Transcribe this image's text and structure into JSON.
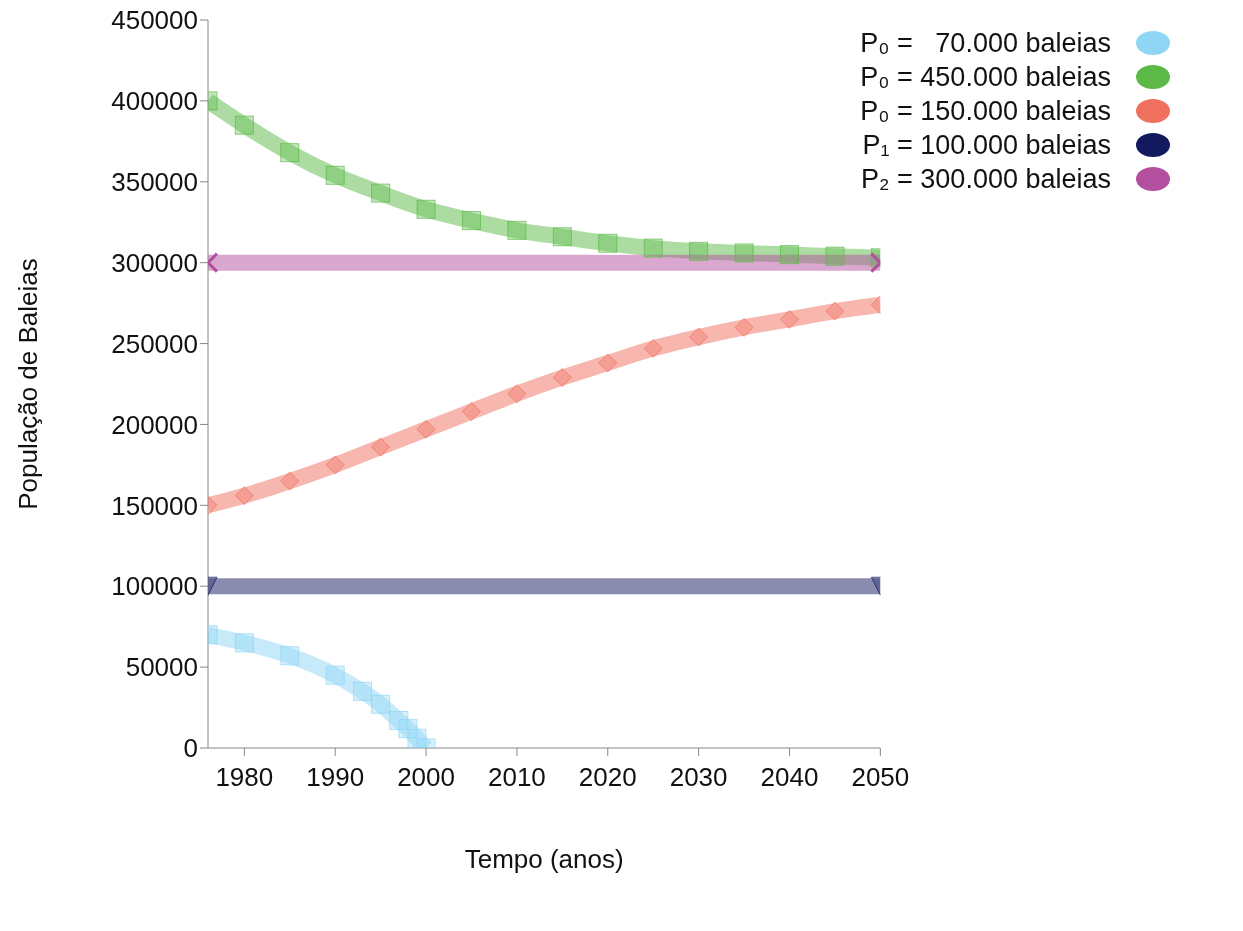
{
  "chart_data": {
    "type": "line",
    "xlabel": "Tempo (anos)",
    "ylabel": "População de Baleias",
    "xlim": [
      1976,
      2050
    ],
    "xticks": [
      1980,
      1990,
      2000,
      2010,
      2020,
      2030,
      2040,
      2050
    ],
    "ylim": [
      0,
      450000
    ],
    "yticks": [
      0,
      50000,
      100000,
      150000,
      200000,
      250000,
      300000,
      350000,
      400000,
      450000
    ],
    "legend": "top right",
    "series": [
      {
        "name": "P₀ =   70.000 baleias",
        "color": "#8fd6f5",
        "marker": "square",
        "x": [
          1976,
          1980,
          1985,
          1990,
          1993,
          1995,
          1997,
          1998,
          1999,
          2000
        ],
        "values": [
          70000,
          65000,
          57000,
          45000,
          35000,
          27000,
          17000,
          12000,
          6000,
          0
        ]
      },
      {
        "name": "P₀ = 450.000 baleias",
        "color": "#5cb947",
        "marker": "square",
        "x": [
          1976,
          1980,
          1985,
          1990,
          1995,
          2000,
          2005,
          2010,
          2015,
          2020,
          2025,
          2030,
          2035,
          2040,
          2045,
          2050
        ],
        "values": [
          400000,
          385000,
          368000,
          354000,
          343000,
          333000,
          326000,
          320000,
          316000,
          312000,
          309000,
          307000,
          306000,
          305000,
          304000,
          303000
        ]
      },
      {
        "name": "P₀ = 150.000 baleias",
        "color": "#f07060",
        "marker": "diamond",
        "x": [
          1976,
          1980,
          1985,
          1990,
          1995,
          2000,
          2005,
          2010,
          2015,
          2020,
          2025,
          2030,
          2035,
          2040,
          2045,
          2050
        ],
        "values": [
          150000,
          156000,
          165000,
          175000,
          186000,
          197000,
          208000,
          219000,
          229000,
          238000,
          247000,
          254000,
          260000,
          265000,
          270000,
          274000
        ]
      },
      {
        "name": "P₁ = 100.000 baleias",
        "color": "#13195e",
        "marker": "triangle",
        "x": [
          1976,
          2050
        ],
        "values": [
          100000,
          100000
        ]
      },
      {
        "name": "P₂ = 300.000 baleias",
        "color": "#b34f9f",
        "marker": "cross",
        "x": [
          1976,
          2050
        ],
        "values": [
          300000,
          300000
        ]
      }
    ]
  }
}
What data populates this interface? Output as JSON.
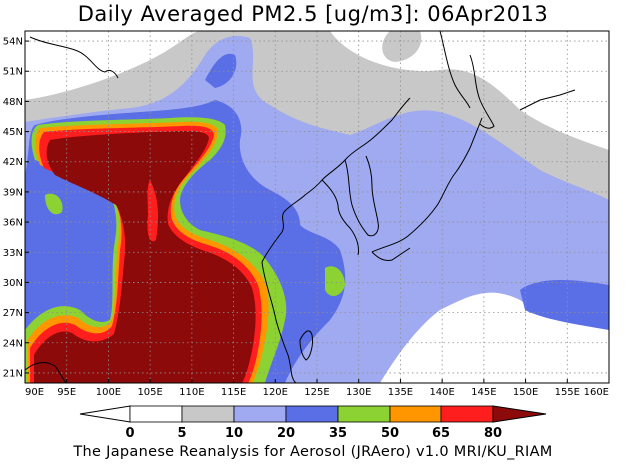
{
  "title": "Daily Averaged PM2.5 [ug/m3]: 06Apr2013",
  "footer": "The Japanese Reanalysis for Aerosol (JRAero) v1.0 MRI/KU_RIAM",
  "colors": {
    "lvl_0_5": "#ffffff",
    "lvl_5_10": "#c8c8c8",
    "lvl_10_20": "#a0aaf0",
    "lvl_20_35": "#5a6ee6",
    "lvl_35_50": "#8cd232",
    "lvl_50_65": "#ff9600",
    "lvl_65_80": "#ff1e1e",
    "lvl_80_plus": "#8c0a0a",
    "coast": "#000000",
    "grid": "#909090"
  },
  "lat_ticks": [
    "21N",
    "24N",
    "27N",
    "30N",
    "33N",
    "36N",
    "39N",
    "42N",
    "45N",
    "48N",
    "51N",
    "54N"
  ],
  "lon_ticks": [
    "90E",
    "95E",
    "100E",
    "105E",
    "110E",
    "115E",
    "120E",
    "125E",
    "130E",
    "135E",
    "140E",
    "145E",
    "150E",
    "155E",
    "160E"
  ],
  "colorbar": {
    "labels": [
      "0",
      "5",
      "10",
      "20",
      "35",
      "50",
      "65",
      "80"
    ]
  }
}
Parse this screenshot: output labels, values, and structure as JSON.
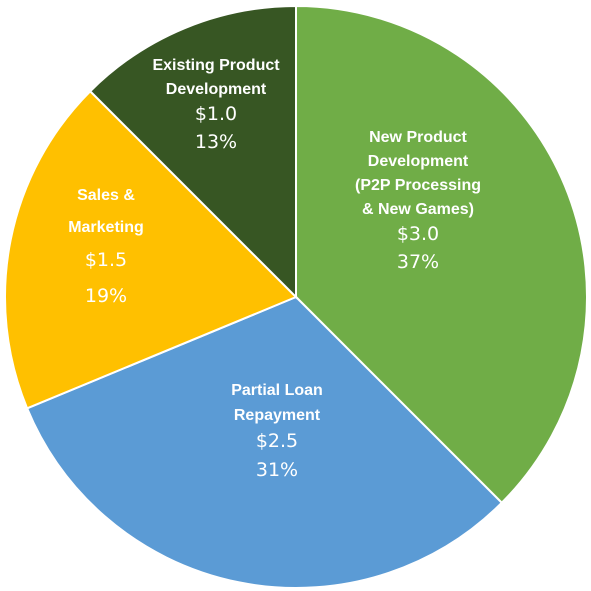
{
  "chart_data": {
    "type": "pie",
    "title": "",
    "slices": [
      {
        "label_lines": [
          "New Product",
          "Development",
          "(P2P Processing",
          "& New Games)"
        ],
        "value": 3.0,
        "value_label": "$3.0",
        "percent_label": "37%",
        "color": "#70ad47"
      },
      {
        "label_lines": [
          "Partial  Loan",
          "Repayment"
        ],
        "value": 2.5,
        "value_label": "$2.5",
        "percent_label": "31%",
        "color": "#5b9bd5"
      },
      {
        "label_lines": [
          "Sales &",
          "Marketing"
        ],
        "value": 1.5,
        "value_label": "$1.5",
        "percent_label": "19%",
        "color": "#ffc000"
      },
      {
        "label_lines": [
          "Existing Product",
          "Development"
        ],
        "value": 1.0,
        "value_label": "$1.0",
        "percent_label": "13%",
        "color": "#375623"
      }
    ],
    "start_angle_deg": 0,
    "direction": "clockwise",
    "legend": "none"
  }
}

• **Exercise goal**
Sift through the entries and copy every line with "this".

• **Solution below**
Transcribe this image's text and structure into JSON.
What data populates this interface? Output as JSON.
Parse this screenshot: output labels, values, and structure as JSON.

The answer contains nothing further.